[Stored items]
┄┄┄┄┄┄┄┄┄┄┄┄┄┄┄┄┄┄┄┄
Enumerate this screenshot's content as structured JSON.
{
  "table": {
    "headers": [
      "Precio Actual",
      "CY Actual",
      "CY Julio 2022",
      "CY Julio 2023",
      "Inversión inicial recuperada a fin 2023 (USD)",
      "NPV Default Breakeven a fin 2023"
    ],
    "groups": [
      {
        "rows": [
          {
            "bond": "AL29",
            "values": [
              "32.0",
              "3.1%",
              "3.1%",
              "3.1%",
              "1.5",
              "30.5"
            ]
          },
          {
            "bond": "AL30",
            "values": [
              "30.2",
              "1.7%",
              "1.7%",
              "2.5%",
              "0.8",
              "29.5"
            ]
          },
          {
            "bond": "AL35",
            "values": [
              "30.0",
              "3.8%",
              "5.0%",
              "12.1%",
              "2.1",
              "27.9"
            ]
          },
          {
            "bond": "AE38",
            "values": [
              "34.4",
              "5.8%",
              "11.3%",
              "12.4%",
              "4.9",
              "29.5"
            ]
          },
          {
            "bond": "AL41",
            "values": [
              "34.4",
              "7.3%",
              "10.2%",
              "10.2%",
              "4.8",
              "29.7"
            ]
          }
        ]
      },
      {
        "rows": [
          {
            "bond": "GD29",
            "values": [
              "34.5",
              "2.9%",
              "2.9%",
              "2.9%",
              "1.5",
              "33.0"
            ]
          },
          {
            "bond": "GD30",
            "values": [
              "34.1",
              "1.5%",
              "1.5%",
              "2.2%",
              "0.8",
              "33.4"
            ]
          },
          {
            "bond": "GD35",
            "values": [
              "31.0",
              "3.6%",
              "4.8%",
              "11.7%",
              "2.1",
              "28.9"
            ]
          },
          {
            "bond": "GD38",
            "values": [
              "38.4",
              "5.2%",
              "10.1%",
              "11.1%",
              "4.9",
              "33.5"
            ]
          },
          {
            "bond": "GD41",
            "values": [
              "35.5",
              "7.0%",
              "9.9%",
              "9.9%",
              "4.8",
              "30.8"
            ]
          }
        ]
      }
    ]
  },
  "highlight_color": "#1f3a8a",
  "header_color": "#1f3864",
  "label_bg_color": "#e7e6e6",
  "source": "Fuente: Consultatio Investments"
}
┄┄┄┄┄┄┄┄┄┄┄┄┄┄┄┄┄┄┄┄
Your objective:
Look for the word "bond" in every line of the listing and copy the lines that have it.

The completed task:
            "bond": "AL29",
            "bond": "AL30",
            "bond": "AL35",
            "bond": "AE38",
            "bond": "AL41",
            "bond": "GD29",
            "bond": "GD30",
            "bond": "GD35",
            "bond": "GD38",
            "bond": "GD41",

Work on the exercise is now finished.